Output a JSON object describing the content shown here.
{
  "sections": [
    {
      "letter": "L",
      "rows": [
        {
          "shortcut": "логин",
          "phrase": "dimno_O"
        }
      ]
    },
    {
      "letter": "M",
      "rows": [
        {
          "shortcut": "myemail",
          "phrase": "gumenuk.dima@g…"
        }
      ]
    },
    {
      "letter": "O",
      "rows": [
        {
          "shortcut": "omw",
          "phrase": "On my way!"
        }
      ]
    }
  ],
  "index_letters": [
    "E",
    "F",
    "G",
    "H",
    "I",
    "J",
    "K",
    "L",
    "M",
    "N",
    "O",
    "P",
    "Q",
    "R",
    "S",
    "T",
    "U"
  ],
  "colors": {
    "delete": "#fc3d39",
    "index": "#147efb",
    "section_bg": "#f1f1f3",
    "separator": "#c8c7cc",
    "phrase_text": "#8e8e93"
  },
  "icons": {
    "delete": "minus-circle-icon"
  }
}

· · · ·

# Exercise directions
Show the lines where the word "shortcut" appears in the entries.

# Solution for this problem
          "shortcut": "логин",
          "shortcut": "myemail",
          "shortcut": "omw",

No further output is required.